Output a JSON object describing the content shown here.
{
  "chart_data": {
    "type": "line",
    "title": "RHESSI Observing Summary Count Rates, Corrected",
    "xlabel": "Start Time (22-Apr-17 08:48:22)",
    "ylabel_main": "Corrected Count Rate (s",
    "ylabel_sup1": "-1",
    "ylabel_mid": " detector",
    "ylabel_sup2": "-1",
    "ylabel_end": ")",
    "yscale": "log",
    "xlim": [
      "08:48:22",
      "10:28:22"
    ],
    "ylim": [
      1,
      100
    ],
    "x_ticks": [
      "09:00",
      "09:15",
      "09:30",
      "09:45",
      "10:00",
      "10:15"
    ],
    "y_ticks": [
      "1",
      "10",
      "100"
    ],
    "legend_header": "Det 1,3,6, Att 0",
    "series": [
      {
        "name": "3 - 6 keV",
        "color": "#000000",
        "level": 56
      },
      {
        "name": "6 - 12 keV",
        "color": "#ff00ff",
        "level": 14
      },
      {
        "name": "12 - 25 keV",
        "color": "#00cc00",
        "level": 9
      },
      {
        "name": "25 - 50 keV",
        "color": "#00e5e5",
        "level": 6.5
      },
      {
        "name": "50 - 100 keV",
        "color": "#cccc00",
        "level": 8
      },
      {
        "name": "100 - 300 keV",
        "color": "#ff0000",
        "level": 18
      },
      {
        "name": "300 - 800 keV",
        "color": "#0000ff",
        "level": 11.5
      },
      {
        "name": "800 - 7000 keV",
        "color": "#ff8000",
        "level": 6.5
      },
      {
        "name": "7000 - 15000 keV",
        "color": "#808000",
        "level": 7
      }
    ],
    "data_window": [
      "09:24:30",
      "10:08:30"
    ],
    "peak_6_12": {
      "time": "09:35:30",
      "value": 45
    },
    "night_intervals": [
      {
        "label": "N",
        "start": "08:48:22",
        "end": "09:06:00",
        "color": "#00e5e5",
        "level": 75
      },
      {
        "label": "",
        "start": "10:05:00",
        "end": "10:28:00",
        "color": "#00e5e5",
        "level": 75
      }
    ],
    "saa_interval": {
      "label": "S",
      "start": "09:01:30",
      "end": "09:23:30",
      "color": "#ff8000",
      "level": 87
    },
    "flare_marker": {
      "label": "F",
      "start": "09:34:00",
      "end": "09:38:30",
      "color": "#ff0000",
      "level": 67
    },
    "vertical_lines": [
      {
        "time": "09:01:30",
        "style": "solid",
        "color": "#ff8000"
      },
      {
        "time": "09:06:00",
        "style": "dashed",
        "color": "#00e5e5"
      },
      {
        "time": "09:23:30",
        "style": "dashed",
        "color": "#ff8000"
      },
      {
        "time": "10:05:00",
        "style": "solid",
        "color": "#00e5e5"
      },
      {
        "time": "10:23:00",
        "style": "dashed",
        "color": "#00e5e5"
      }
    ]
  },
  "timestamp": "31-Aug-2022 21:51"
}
● ● ● ● ●
Print all of the entries exactly as they are written.

Output a JSON object describing the content shown here.
{
  "chart_data": {
    "type": "line",
    "title": "RHESSI Observing Summary Count Rates, Corrected",
    "xlabel": "Start Time (22-Apr-17 08:48:22)",
    "ylabel_main": "Corrected Count Rate (s",
    "ylabel_sup1": "-1",
    "ylabel_mid": " detector",
    "ylabel_sup2": "-1",
    "ylabel_end": ")",
    "yscale": "log",
    "xlim": [
      "08:48:22",
      "10:28:22"
    ],
    "ylim": [
      1,
      100
    ],
    "x_ticks": [
      "09:00",
      "09:15",
      "09:30",
      "09:45",
      "10:00",
      "10:15"
    ],
    "y_ticks": [
      "1",
      "10",
      "100"
    ],
    "legend_header": "Det 1,3,6, Att 0",
    "series": [
      {
        "name": "3 - 6 keV",
        "color": "#000000",
        "level": 56
      },
      {
        "name": "6 - 12 keV",
        "color": "#ff00ff",
        "level": 14
      },
      {
        "name": "12 - 25 keV",
        "color": "#00cc00",
        "level": 9
      },
      {
        "name": "25 - 50 keV",
        "color": "#00e5e5",
        "level": 6.5
      },
      {
        "name": "50 - 100 keV",
        "color": "#cccc00",
        "level": 8
      },
      {
        "name": "100 - 300 keV",
        "color": "#ff0000",
        "level": 18
      },
      {
        "name": "300 - 800 keV",
        "color": "#0000ff",
        "level": 11.5
      },
      {
        "name": "800 - 7000 keV",
        "color": "#ff8000",
        "level": 6.5
      },
      {
        "name": "7000 - 15000 keV",
        "color": "#808000",
        "level": 7
      }
    ],
    "data_window": [
      "09:24:30",
      "10:08:30"
    ],
    "peak_6_12": {
      "time": "09:35:30",
      "value": 45
    },
    "night_intervals": [
      {
        "label": "N",
        "start": "08:48:22",
        "end": "09:06:00",
        "color": "#00e5e5",
        "level": 75
      },
      {
        "label": "",
        "start": "10:05:00",
        "end": "10:28:00",
        "color": "#00e5e5",
        "level": 75
      }
    ],
    "saa_interval": {
      "label": "S",
      "start": "09:01:30",
      "end": "09:23:30",
      "color": "#ff8000",
      "level": 87
    },
    "flare_marker": {
      "label": "F",
      "start": "09:34:00",
      "end": "09:38:30",
      "color": "#ff0000",
      "level": 67
    },
    "vertical_lines": [
      {
        "time": "09:01:30",
        "style": "solid",
        "color": "#ff8000"
      },
      {
        "time": "09:06:00",
        "style": "dashed",
        "color": "#00e5e5"
      },
      {
        "time": "09:23:30",
        "style": "dashed",
        "color": "#ff8000"
      },
      {
        "time": "10:05:00",
        "style": "solid",
        "color": "#00e5e5"
      },
      {
        "time": "10:23:00",
        "style": "dashed",
        "color": "#00e5e5"
      }
    ]
  },
  "timestamp": "31-Aug-2022 21:51"
}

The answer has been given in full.